◆ Do this
From the listing below, pick out each line with the word "INTENCIÓN".

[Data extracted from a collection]
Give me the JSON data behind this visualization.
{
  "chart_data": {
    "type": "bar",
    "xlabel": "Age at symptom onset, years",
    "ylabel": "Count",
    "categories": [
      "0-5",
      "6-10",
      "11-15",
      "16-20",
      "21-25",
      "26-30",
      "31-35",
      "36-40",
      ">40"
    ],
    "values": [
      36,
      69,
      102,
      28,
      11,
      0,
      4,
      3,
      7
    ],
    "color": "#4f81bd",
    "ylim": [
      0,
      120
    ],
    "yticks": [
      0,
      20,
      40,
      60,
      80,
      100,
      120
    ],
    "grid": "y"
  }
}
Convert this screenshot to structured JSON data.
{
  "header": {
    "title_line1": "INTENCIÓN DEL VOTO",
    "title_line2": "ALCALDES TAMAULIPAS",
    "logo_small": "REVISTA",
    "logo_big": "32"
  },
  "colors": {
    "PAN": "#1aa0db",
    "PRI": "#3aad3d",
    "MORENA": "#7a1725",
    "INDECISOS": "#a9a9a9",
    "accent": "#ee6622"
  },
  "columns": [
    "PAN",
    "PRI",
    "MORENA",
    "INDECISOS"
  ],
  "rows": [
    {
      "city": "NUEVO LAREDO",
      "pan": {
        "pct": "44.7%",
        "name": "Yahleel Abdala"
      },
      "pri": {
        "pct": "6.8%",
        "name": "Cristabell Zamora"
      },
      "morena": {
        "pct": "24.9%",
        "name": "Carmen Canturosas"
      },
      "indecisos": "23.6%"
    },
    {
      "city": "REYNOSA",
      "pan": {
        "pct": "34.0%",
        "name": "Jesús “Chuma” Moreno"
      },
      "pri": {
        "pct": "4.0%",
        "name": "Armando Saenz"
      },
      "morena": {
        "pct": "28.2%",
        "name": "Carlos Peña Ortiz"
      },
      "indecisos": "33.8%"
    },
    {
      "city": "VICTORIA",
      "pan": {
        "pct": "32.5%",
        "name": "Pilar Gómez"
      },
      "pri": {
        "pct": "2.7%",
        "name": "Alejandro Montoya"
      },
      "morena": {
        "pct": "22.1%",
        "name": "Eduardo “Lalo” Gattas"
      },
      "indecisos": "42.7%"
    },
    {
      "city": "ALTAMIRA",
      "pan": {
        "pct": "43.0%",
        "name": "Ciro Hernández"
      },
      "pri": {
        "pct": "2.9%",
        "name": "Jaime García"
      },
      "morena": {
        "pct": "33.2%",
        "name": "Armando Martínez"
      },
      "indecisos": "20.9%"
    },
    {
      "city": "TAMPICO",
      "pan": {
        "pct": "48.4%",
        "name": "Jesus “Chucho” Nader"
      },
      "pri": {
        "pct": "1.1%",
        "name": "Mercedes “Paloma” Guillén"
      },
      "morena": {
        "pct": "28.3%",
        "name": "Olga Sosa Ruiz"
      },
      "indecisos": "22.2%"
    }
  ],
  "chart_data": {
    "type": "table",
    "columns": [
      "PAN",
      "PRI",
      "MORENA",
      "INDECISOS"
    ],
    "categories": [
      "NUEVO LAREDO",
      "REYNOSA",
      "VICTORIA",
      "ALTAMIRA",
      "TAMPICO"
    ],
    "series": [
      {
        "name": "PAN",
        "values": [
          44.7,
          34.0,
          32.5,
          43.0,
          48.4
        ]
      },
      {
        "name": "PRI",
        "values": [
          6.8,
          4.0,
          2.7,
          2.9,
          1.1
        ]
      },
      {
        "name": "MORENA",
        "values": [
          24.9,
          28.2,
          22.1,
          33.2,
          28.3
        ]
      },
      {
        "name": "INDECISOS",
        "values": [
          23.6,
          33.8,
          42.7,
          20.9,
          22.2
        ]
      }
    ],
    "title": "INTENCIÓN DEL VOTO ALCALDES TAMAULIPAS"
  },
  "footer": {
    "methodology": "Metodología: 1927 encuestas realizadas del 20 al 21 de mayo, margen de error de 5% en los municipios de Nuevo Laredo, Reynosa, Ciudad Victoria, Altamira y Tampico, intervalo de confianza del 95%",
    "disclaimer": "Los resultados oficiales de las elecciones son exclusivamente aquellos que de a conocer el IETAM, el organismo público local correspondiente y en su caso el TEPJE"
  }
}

◆ Answer
    "title_line1": "INTENCIÓN DEL VOTO",
    "title": "INTENCIÓN DEL VOTO ALCALDES TAMAULIPAS"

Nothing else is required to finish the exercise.